▶ _Records excerpted from a collection_:
——————————
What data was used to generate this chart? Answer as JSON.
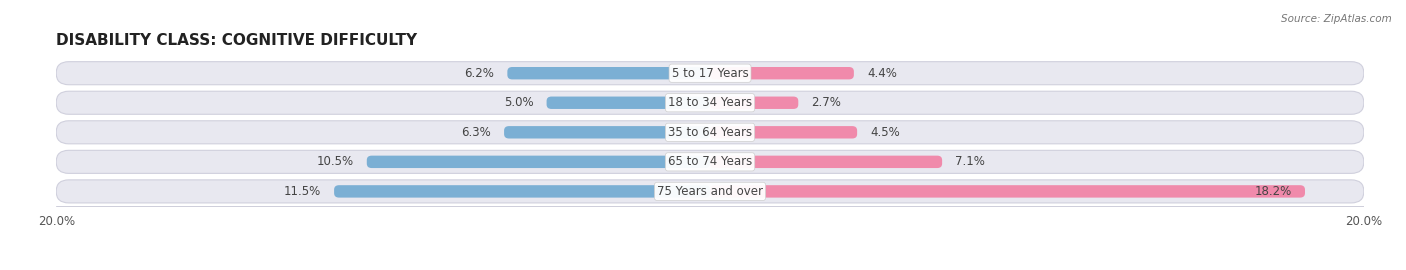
{
  "title": "DISABILITY CLASS: COGNITIVE DIFFICULTY",
  "source": "Source: ZipAtlas.com",
  "categories": [
    "5 to 17 Years",
    "18 to 34 Years",
    "35 to 64 Years",
    "65 to 74 Years",
    "75 Years and over"
  ],
  "male_values": [
    6.2,
    5.0,
    6.3,
    10.5,
    11.5
  ],
  "female_values": [
    4.4,
    2.7,
    4.5,
    7.1,
    18.2
  ],
  "male_color": "#7bafd4",
  "female_color": "#f08aab",
  "row_bg_color": "#e8e8f0",
  "row_border_color": "#d0d0dd",
  "xlim": 20.0,
  "title_fontsize": 11,
  "label_fontsize": 8.5,
  "value_fontsize": 8.5,
  "tick_fontsize": 8.5,
  "legend_fontsize": 9,
  "bg_color": "#ffffff",
  "text_color": "#444444",
  "title_color": "#222222"
}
——————————
▶ _What is expected_: Retype every record above exactly as written, but leave out the pictures.

▶ _Solution_:
What data was used to generate this chart? Answer as JSON.
{
  "title": "DISABILITY CLASS: COGNITIVE DIFFICULTY",
  "source": "Source: ZipAtlas.com",
  "categories": [
    "5 to 17 Years",
    "18 to 34 Years",
    "35 to 64 Years",
    "65 to 74 Years",
    "75 Years and over"
  ],
  "male_values": [
    6.2,
    5.0,
    6.3,
    10.5,
    11.5
  ],
  "female_values": [
    4.4,
    2.7,
    4.5,
    7.1,
    18.2
  ],
  "male_color": "#7bafd4",
  "female_color": "#f08aab",
  "row_bg_color": "#e8e8f0",
  "row_border_color": "#d0d0dd",
  "xlim": 20.0,
  "title_fontsize": 11,
  "label_fontsize": 8.5,
  "value_fontsize": 8.5,
  "tick_fontsize": 8.5,
  "legend_fontsize": 9,
  "bg_color": "#ffffff",
  "text_color": "#444444",
  "title_color": "#222222"
}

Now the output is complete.